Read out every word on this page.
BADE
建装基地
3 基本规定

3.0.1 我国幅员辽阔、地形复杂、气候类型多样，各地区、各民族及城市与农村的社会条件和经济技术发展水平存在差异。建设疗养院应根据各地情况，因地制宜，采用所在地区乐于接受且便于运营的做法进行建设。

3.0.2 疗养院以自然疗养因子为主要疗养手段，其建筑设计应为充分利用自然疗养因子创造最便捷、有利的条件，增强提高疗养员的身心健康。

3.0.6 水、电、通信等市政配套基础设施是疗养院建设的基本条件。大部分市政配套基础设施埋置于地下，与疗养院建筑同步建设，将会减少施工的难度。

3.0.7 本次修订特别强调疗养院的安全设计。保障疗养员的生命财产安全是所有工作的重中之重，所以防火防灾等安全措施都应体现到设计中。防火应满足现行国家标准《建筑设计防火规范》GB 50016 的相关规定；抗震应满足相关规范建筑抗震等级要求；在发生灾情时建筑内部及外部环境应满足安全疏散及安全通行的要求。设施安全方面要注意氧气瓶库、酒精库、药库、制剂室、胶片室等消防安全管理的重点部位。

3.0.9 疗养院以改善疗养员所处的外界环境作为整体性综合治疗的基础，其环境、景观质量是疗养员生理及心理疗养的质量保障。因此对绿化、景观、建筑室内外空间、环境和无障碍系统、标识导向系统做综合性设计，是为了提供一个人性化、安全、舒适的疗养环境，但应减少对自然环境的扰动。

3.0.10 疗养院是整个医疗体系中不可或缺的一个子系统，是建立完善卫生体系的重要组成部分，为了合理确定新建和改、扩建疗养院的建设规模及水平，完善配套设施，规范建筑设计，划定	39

* _Task requirements_: Extract each entry in full and write it down exactly.

* _Exercise output_:
Read out every word on this page.
BADE
建装基地
3 基本规定

3.0.1 我国幅员辽阔、地形复杂、气候类型多样，各地区、各民族及城市与农村的社会条件和经济技术发展水平存在差异。建设疗养院应根据各地情况，因地制宜，采用所在地区乐于接受且便于运营的做法进行建设。

3.0.2 疗养院以自然疗养因子为主要疗养手段，其建筑设计应为充分利用自然疗养因子创造最便捷、有利的条件，增强提高疗养员的身心健康。

3.0.6 水、电、通信等市政配套基础设施是疗养院建设的基本条件。大部分市政配套基础设施埋置于地下，与疗养院建筑同步建设，将会减少施工的难度。

3.0.7 本次修订特别强调疗养院的安全设计。保障疗养员的生命财产安全是所有工作的重中之重，所以防火防灾等安全措施都应体现到设计中。防火应满足现行国家标准《建筑设计防火规范》GB 50016 的相关规定；抗震应满足相关规范建筑抗震等级要求；在发生灾情时建筑内部及外部环境应满足安全疏散及安全通行的要求。设施安全方面要注意氧气瓶库、酒精库、药库、制剂室、胶片室等消防安全管理的重点部位。

3.0.9 疗养院以改善疗养员所处的外界环境作为整体性综合治疗的基础，其环境、景观质量是疗养员生理及心理疗养的质量保障。因此对绿化、景观、建筑室内外空间、环境和无障碍系统、标识导向系统做综合性设计，是为了提供一个人性化、安全、舒适的疗养环境，但应减少对自然环境的扰动。

3.0.10 疗养院是整个医疗体系中不可或缺的一个子系统，是建立完善卫生体系的重要组成部分，为了合理确定新建和改、扩建疗养院的建设规模及水平，完善配套设施，规范建筑设计，划定	39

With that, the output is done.